Dataset items:
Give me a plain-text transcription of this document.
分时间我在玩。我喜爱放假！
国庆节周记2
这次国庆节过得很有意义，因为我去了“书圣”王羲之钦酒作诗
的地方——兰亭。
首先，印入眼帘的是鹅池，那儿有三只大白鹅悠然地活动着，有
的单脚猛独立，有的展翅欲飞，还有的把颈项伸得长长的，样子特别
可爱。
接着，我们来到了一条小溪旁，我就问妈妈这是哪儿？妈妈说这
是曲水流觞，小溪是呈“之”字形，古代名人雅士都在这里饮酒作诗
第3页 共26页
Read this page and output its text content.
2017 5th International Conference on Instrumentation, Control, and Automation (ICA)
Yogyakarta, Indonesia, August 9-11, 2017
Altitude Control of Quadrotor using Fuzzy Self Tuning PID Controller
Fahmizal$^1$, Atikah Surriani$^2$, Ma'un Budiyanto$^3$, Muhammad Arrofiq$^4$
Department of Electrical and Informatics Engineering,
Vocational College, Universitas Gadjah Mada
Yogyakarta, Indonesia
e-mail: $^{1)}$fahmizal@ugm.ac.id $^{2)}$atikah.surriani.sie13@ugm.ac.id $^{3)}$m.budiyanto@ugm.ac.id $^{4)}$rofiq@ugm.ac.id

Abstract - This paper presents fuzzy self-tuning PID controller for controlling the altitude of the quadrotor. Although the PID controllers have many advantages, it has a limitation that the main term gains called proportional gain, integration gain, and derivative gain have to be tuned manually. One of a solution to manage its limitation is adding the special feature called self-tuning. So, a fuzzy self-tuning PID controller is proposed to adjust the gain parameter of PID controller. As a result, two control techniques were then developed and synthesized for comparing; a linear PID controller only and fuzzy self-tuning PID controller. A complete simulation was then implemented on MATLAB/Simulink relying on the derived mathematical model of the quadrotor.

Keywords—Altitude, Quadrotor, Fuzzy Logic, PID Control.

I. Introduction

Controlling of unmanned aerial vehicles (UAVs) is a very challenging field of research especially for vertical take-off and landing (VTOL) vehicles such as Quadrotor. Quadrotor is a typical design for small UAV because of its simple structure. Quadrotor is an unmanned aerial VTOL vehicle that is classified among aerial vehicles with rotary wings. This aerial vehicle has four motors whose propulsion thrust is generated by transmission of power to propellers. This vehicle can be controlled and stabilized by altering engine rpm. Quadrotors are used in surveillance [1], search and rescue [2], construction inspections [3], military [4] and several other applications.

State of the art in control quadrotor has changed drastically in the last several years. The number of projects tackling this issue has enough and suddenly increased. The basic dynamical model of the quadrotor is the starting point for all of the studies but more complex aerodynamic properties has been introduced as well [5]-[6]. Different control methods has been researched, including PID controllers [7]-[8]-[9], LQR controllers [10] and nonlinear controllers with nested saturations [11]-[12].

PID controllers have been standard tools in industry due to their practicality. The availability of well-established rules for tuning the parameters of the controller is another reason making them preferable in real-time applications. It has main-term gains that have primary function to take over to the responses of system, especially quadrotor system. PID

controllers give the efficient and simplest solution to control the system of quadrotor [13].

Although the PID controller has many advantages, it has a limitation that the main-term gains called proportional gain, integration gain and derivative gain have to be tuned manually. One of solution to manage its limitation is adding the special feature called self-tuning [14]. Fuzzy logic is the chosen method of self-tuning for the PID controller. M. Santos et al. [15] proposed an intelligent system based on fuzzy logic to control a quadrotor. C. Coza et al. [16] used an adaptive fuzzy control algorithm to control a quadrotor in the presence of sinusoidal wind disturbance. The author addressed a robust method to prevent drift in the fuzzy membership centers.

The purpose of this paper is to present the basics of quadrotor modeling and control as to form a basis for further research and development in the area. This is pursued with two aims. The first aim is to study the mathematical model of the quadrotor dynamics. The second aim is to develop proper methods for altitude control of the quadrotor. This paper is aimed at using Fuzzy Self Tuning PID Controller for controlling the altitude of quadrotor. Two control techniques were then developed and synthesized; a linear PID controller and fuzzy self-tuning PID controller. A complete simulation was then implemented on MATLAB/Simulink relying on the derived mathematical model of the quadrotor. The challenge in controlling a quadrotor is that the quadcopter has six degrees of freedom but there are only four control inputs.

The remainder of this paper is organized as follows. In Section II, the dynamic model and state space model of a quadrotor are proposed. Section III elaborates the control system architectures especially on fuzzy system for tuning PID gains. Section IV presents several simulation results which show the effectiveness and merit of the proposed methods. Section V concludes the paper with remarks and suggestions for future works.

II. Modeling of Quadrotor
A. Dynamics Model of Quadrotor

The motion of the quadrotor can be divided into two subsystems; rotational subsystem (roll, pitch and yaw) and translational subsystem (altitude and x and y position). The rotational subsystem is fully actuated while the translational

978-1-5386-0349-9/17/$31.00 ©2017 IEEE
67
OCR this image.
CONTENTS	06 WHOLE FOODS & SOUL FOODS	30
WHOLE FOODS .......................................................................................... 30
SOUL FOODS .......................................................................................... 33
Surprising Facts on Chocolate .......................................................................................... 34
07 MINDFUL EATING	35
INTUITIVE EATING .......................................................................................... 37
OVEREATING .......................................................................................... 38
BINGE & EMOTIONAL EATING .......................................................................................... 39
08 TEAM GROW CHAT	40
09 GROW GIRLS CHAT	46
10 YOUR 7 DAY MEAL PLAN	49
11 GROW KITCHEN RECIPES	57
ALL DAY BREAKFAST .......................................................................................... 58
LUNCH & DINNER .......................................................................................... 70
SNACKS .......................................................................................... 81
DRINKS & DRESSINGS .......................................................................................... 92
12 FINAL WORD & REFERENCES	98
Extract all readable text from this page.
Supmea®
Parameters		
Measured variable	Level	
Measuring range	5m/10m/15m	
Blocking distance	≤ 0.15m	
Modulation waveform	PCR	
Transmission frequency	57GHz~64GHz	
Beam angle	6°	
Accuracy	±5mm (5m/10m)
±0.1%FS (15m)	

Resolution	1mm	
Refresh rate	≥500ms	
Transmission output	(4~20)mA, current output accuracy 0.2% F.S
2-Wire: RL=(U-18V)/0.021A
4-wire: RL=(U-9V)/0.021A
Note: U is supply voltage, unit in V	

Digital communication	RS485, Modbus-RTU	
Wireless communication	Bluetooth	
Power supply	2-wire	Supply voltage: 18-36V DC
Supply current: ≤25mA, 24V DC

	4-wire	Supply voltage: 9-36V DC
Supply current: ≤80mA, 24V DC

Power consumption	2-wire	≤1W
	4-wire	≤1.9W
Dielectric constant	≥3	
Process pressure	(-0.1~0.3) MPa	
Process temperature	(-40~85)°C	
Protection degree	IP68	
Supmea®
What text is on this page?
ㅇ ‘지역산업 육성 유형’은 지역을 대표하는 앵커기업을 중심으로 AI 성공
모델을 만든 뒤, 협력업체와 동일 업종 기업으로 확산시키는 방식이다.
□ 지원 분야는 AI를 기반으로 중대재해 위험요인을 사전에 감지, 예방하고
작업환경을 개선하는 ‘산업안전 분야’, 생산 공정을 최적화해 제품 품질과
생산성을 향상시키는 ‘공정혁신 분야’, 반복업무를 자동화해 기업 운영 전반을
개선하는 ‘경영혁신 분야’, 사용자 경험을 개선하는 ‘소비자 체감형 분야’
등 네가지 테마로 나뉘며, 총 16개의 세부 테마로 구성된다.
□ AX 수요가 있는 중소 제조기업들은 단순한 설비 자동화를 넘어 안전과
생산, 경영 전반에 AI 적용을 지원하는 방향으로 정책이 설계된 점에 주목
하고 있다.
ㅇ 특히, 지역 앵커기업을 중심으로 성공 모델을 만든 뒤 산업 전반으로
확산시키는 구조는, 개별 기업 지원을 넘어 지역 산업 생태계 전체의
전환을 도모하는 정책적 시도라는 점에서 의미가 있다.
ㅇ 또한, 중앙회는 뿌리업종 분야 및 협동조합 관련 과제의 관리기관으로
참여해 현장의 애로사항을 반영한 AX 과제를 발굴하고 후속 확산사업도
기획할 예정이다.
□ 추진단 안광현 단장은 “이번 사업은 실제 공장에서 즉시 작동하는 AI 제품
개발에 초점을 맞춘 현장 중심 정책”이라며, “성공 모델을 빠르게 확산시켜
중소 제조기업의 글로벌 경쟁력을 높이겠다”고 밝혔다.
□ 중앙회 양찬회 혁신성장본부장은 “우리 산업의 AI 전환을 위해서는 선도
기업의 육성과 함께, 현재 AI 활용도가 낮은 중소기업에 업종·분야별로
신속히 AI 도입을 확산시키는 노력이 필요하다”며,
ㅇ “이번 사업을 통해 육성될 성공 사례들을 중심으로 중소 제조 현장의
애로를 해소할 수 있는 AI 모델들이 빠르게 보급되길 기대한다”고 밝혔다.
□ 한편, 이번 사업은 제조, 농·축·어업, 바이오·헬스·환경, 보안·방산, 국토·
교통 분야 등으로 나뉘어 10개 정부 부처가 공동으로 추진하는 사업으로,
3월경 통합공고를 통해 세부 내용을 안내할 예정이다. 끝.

=== EXERCISE DETAILS ===
Go through the material line by line. Show each line that contains the string "communication".

=== THE OUTPUT ===
Digital communication	RS485, Modbus-RTU	
Wireless communication	Bluetooth	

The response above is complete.